INPUT =

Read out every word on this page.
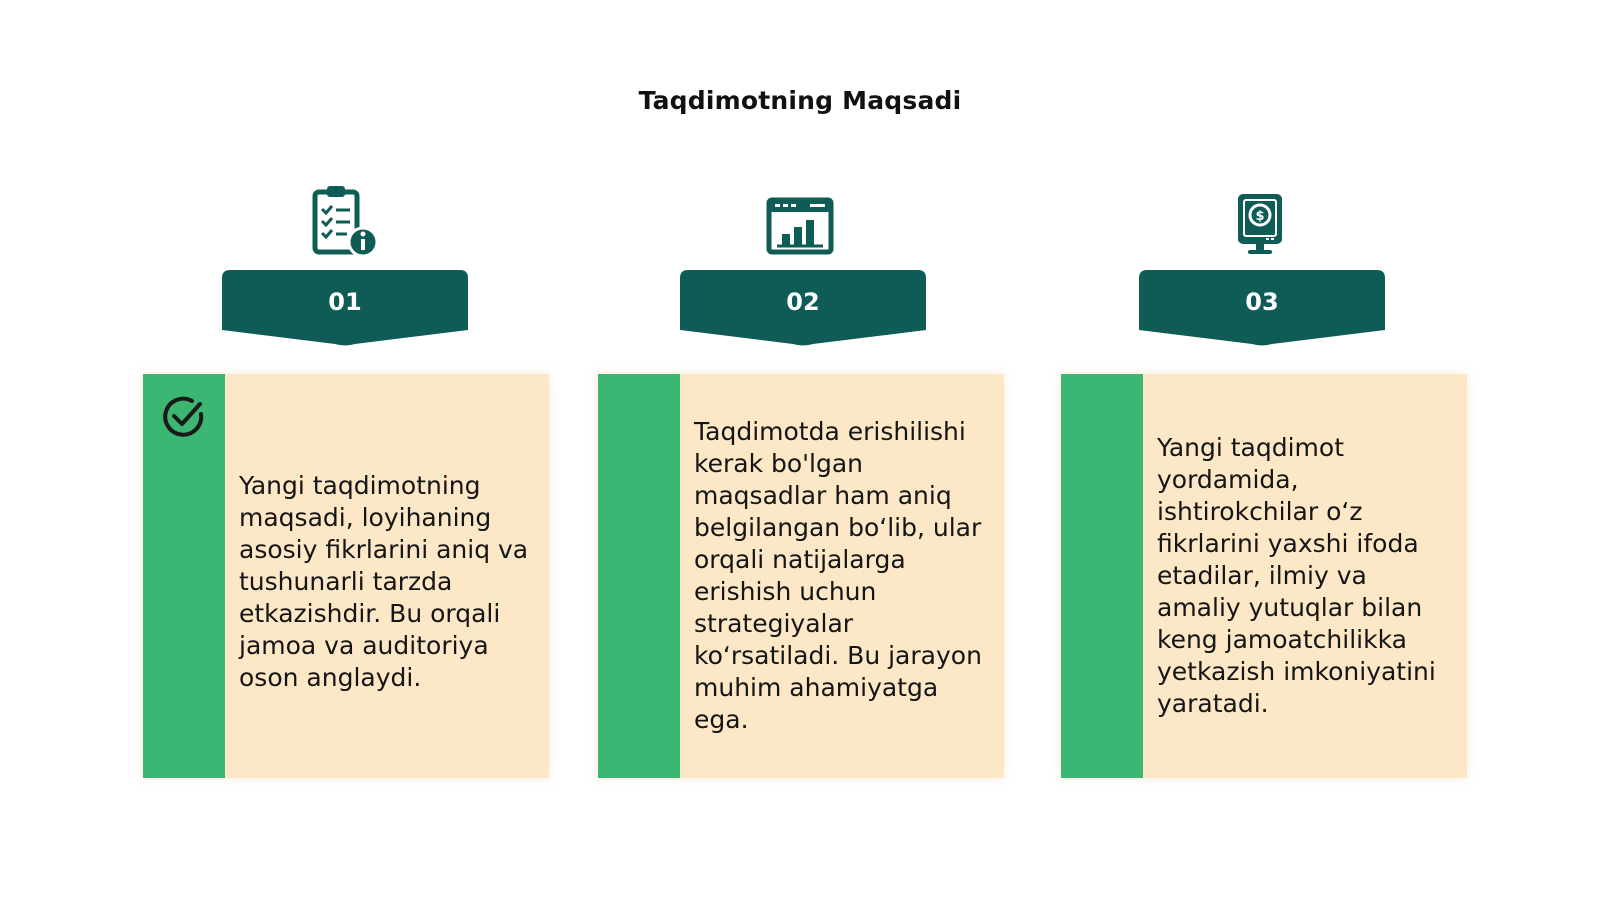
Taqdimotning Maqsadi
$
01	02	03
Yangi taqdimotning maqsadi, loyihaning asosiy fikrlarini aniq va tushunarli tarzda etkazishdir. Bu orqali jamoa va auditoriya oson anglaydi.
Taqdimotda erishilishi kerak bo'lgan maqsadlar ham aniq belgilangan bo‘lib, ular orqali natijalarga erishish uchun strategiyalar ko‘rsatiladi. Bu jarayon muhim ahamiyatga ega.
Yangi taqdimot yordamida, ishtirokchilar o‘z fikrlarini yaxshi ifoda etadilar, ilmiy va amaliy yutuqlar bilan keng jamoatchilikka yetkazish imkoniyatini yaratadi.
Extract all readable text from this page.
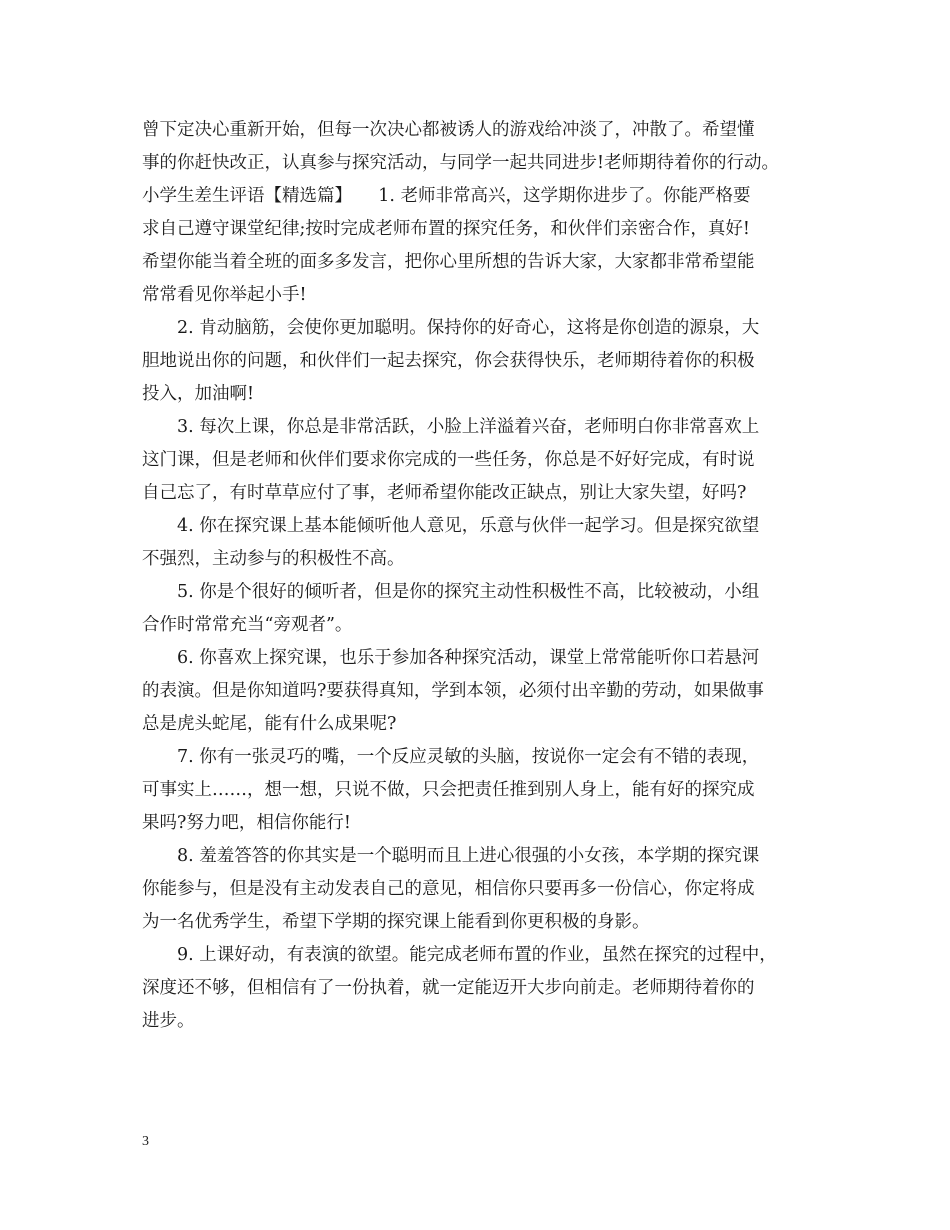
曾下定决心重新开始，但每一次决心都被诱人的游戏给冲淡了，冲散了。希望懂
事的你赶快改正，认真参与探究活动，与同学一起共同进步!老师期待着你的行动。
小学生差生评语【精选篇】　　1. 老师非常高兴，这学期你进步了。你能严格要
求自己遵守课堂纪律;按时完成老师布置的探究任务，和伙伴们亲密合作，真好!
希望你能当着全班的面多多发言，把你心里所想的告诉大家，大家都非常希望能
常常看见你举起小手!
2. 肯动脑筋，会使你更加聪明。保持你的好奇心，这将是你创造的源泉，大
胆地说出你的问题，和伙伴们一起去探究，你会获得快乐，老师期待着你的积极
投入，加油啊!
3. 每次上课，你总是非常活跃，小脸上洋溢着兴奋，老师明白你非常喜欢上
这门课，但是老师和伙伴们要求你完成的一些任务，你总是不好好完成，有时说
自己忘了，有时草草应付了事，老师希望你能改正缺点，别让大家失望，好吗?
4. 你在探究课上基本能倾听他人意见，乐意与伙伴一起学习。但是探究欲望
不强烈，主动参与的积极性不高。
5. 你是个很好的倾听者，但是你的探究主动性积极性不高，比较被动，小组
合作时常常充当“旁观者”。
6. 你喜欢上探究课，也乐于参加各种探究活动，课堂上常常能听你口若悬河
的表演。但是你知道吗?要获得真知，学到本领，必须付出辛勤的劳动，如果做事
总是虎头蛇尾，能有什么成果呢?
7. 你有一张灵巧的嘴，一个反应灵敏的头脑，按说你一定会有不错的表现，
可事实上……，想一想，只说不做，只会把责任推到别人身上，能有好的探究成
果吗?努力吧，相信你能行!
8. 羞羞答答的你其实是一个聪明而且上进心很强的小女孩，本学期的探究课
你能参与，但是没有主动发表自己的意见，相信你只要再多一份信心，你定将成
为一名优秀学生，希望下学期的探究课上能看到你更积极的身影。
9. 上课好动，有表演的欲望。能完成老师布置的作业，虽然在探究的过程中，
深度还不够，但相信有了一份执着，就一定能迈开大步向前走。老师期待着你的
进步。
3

STATED TASK = Which lines hold the string "page"? Copy all of them from the data above.

WRITTEN RESPONSE =
Read out every word on this page.
Extract all readable text from this page.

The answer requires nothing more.